======== RECORDS FOR PROCESSING

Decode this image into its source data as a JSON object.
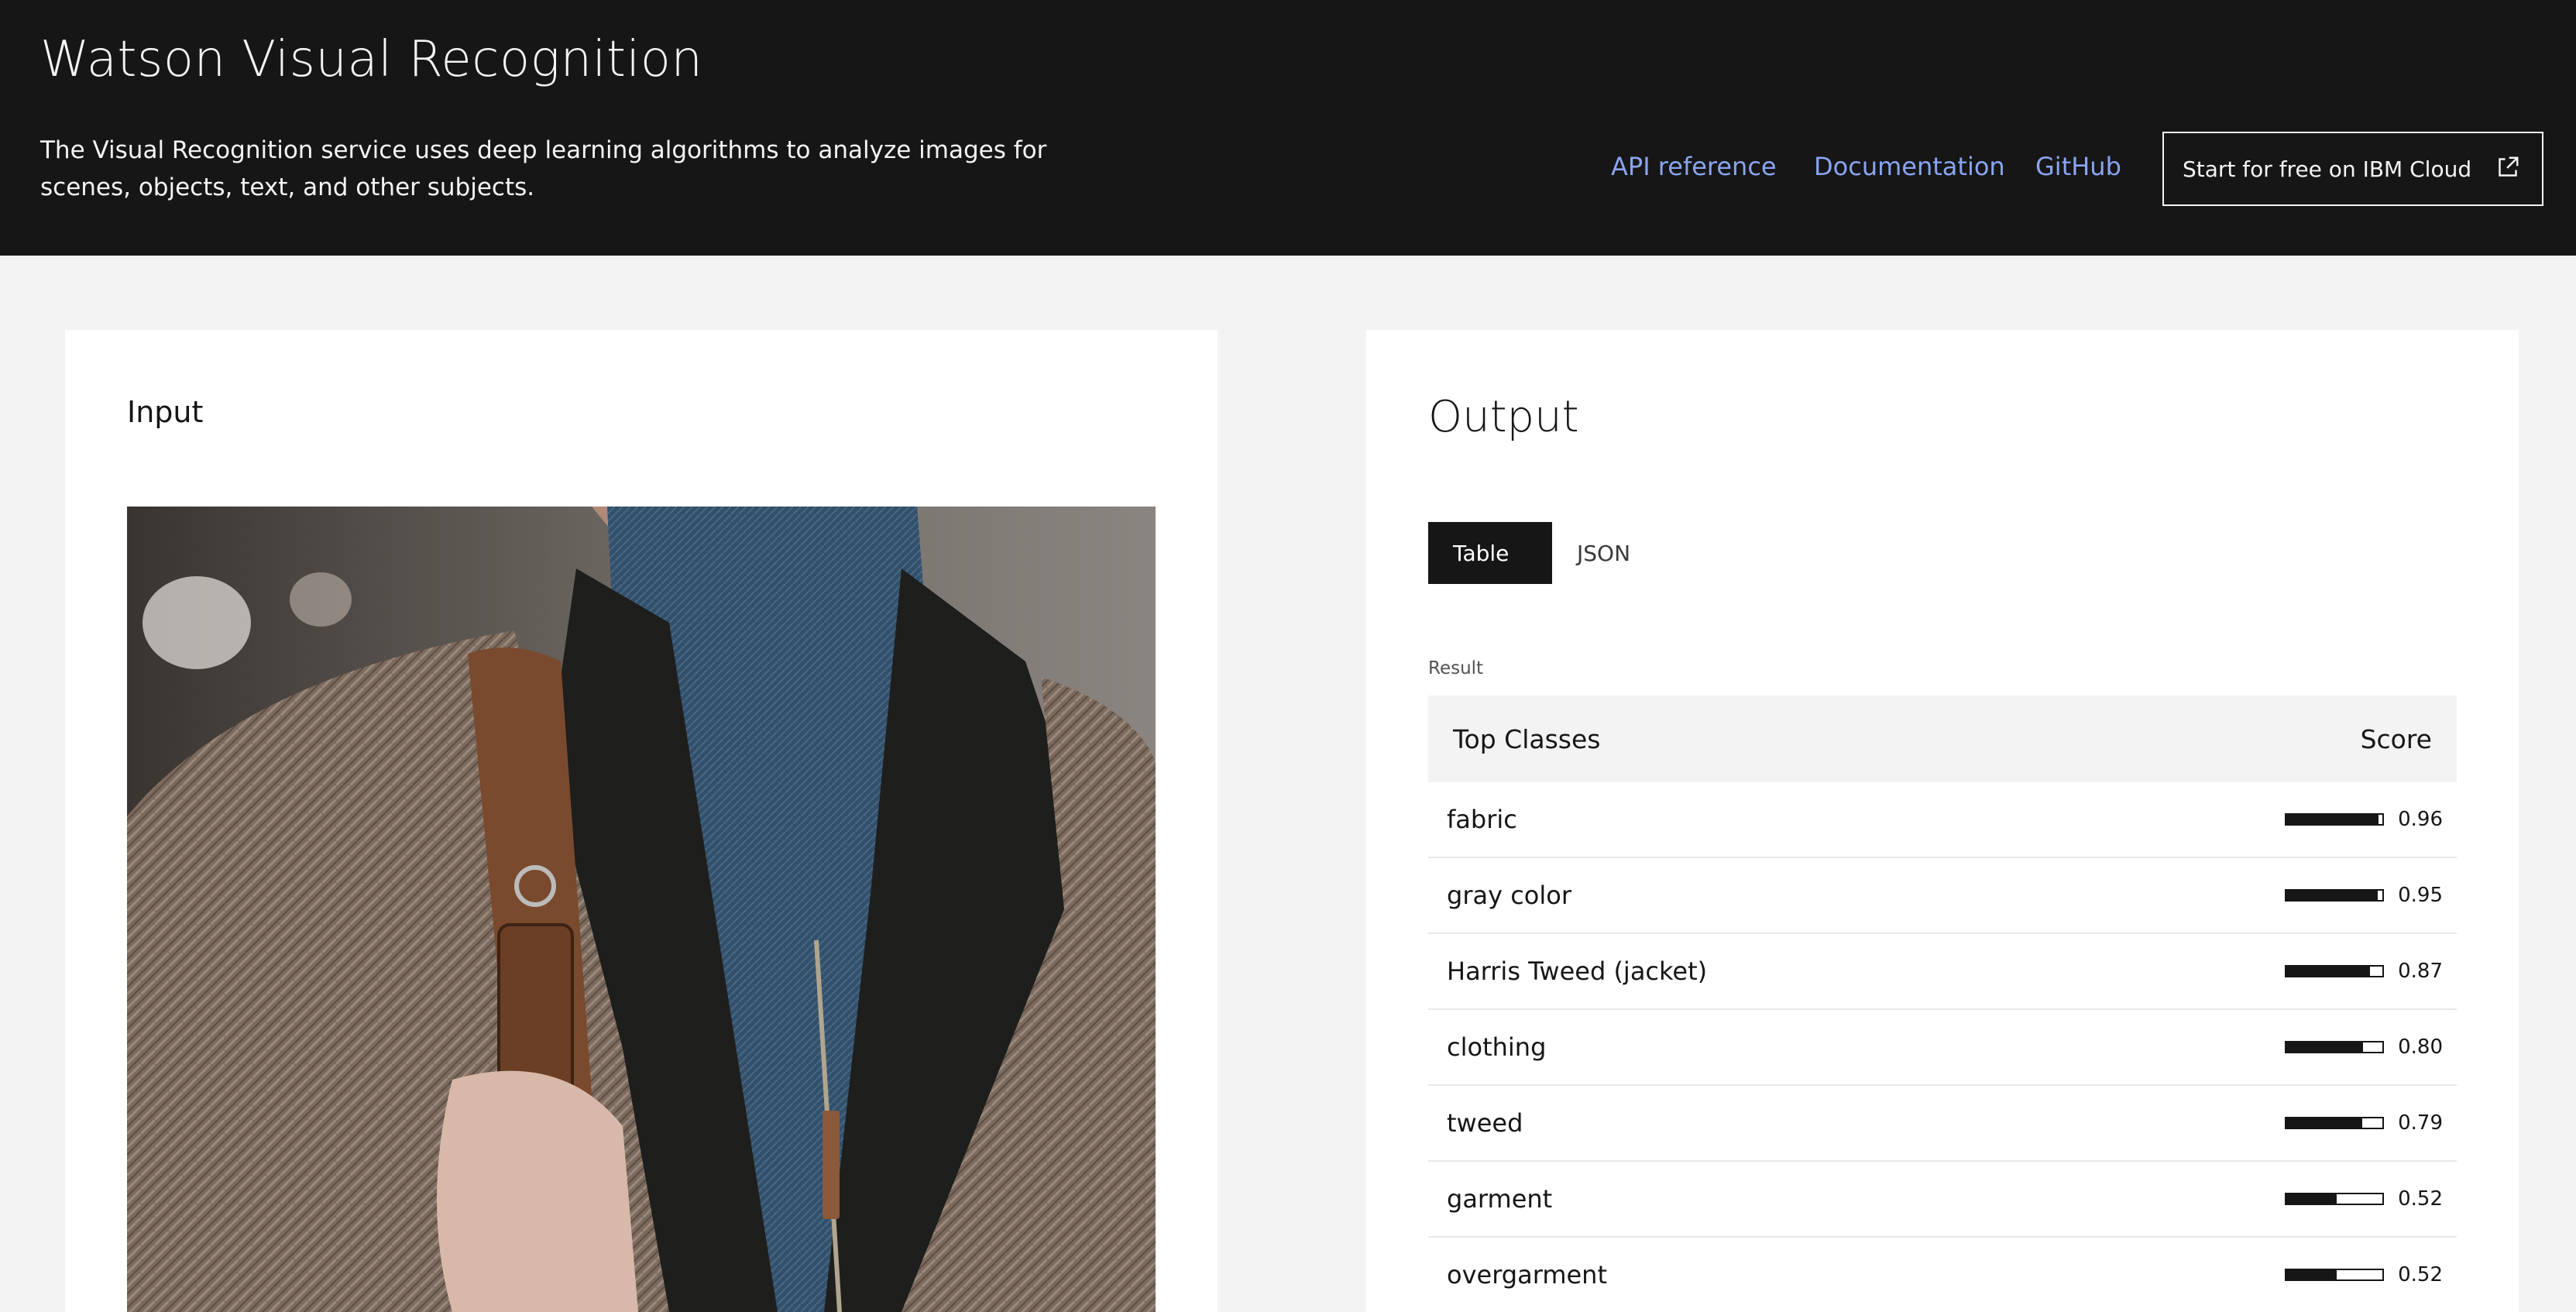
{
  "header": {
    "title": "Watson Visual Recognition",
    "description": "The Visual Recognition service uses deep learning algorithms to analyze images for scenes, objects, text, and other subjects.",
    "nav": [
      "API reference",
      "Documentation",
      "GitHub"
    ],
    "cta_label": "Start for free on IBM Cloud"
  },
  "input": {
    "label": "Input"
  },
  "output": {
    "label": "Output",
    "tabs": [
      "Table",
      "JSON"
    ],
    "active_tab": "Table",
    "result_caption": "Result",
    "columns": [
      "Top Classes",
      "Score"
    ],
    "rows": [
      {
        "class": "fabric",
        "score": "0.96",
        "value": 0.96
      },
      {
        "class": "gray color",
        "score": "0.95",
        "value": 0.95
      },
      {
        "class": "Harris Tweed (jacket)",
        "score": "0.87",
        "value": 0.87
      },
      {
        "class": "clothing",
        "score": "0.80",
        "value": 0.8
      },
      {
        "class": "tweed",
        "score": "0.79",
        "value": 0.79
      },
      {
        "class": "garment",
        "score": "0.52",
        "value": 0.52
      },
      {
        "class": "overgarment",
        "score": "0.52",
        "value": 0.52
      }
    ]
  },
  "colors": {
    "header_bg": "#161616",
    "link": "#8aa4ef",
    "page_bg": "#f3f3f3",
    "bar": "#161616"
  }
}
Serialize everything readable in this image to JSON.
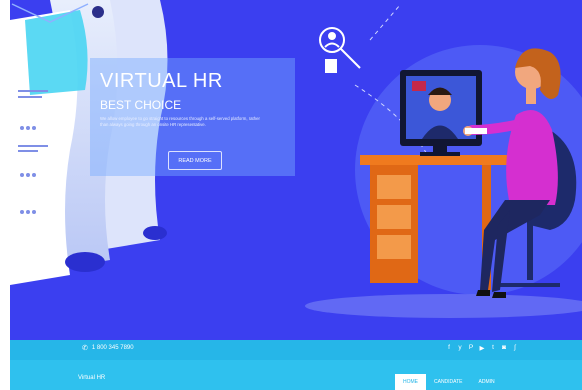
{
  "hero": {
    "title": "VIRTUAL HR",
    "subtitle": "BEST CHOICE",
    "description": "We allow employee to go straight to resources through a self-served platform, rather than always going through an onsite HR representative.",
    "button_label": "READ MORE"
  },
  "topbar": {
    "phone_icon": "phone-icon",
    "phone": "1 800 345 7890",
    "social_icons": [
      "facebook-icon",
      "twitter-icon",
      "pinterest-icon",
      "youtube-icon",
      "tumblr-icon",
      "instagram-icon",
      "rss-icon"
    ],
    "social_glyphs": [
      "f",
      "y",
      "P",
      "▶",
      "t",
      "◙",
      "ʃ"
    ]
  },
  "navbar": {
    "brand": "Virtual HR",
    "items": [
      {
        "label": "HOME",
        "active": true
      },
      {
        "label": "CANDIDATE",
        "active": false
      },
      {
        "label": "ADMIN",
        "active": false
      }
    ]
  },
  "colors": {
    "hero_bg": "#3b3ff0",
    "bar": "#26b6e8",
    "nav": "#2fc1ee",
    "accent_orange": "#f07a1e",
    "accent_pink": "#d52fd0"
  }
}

================

REQUIREMENT: Copy every line above word for word and exclude the pictures.

ANSWER TO THIS TASK:
Decode this image into its source data as a JSON object.
{
  "header": {
    "title": "Watson Visual Recognition",
    "description": "The Visual Recognition service uses deep learning algorithms to analyze images for scenes, objects, text, and other subjects.",
    "nav": [
      "API reference",
      "Documentation",
      "GitHub"
    ],
    "cta_label": "Start for free on IBM Cloud"
  },
  "input": {
    "label": "Input"
  },
  "output": {
    "label": "Output",
    "tabs": [
      "Table",
      "JSON"
    ],
    "active_tab": "Table",
    "result_caption": "Result",
    "columns": [
      "Top Classes",
      "Score"
    ],
    "rows": [
      {
        "class": "fabric",
        "score": "0.96",
        "value": 0.96
      },
      {
        "class": "gray color",
        "score": "0.95",
        "value": 0.95
      },
      {
        "class": "Harris Tweed (jacket)",
        "score": "0.87",
        "value": 0.87
      },
      {
        "class": "clothing",
        "score": "0.80",
        "value": 0.8
      },
      {
        "class": "tweed",
        "score": "0.79",
        "value": 0.79
      },
      {
        "class": "garment",
        "score": "0.52",
        "value": 0.52
      },
      {
        "class": "overgarment",
        "score": "0.52",
        "value": 0.52
      }
    ]
  },
  "colors": {
    "header_bg": "#161616",
    "link": "#8aa4ef",
    "page_bg": "#f3f3f3",
    "bar": "#161616"
  }
}
Serialize everything readable in this image to JSON.
{
  "hero": {
    "title": "VIRTUAL HR",
    "subtitle": "BEST CHOICE",
    "description": "We allow employee to go straight to resources through a self-served platform, rather than always going through an onsite HR representative.",
    "button_label": "READ MORE"
  },
  "topbar": {
    "phone_icon": "phone-icon",
    "phone": "1 800 345 7890",
    "social_icons": [
      "facebook-icon",
      "twitter-icon",
      "pinterest-icon",
      "youtube-icon",
      "tumblr-icon",
      "instagram-icon",
      "rss-icon"
    ],
    "social_glyphs": [
      "f",
      "y",
      "P",
      "▶",
      "t",
      "◙",
      "ʃ"
    ]
  },
  "navbar": {
    "brand": "Virtual HR",
    "items": [
      {
        "label": "HOME",
        "active": true
      },
      {
        "label": "CANDIDATE",
        "active": false
      },
      {
        "label": "ADMIN",
        "active": false
      }
    ]
  },
  "colors": {
    "hero_bg": "#3b3ff0",
    "bar": "#26b6e8",
    "nav": "#2fc1ee",
    "accent_orange": "#f07a1e",
    "accent_pink": "#d52fd0"
  }
}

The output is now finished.